Select the lines that contain "фазы" and copy each of them.

• PROVIDED MATERIAL
-=-=-=-=-

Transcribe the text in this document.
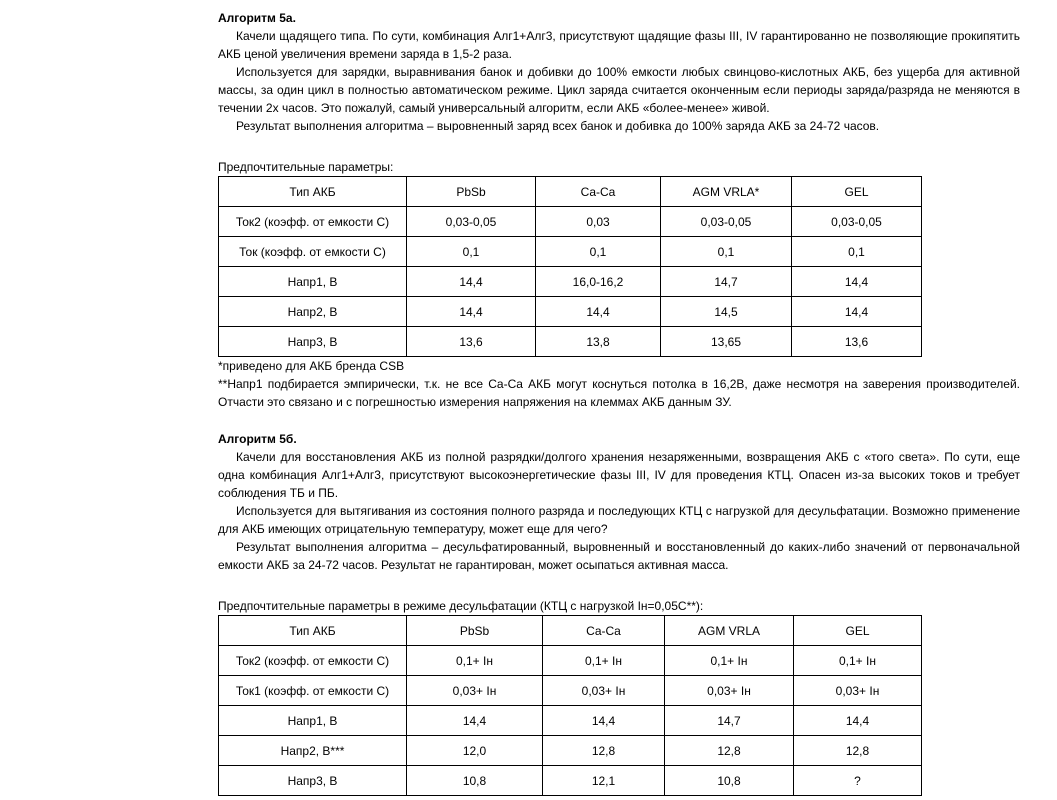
Алгоритм 5а.

Качели щадящего типа. По сути, комбинация Алг1+Алг3, присутствуют щадящие фазы III, IV гарантированно не позволяющие прокипятить АКБ ценой увеличения времени заряда в 1,5-2 раза.

Используется для зарядки, выравнивания банок и добивки до 100% емкости любых свинцово-кислотных АКБ, без ущерба для активной массы, за один цикл в полностью автоматическом режиме. Цикл заряда считается оконченным если периоды заряда/разряда не меняются в течении 2х часов. Это пожалуй, самый универсальный алгоритм, если АКБ «более-менее» живой.

Результат выполнения алгоритма – выровненный заряд всех банок и добивка до 100% заряда АКБ за 24-72 часов.

Предпочтительные параметры:

Тип АКБ	PbSb	Ca-Ca	AGM VRLA*	GEL
Ток2 (коэфф. от емкости С)	0,03-0,05	0,03	0,03-0,05	0,03-0,05
Ток (коэфф. от емкости С)	0,1	0,1	0,1	0,1
Напр1, В	14,4	16,0-16,2	14,7	14,4
Напр2, В	14,4	14,4	14,5	14,4
Напр3, В	13,6	13,8	13,65	13,6

*приведено для АКБ бренда CSB

**Напр1 подбирается эмпирически, т.к. не все Ca-Ca АКБ могут коснуться потолка в 16,2В, даже несмотря на заверения производителей. Отчасти это связано и с погрешностью измерения напряжения на клеммах АКБ данным ЗУ.

Алгоритм 5б.

Качели для восстановления АКБ из полной разрядки/долгого хранения незаряженными, возвращения АКБ с «того света». По сути, еще одна комбинация Алг1+Алг3, присутствуют высокоэнергетические фазы III, IV для проведения КТЦ. Опасен из-за высоких токов и требует соблюдения ТБ и ПБ.

Используется для вытягивания из состояния полного разряда и последующих КТЦ с нагрузкой для десульфатации. Возможно применение для АКБ имеющих отрицательную температуру, может еще для чего?

Результат выполнения алгоритма – десульфатированный, выровненный и восстановленный до каких-либо значений от первоначальной емкости АКБ за 24-72 часов. Результат не гарантирован, может осыпаться активная масса.

Предпочтительные параметры в режиме десульфатации (КТЦ с нагрузкой Iн=0,05С**):

Тип АКБ	PbSb	Ca-Ca	AGM VRLA	GEL
Ток2 (коэфф. от емкости С)	0,1+ Iн	0,1+ Iн	0,1+ Iн	0,1+ Iн
Ток1 (коэфф. от емкости С)	0,03+ Iн	0,03+ Iн	0,03+ Iн	0,03+ Iн
Напр1, В	14,4	14,4	14,7	14,4
Напр2, В***	12,0	12,8	12,8	12,8
Напр3, В	10,8	12,1	10,8	?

-=-=-=-=-

• TASK RESULT
Качели щадящего типа. По сути, комбинация Алг1+Алг3, присутствуют щадящие фазы III, IV гарантированно не позволяющие прокипятить АКБ ценой увеличения времени заряда в 1,5-2 раза.
Качели для восстановления АКБ из полной разрядки/долгого хранения незаряженными, возвращения АКБ с «того света». По сути, еще одна комбинация Алг1+Алг3, присутствуют высокоэнергетические фазы III, IV для проведения КТЦ. Опасен из-за высоких токов и требует соблюдения ТБ и ПБ.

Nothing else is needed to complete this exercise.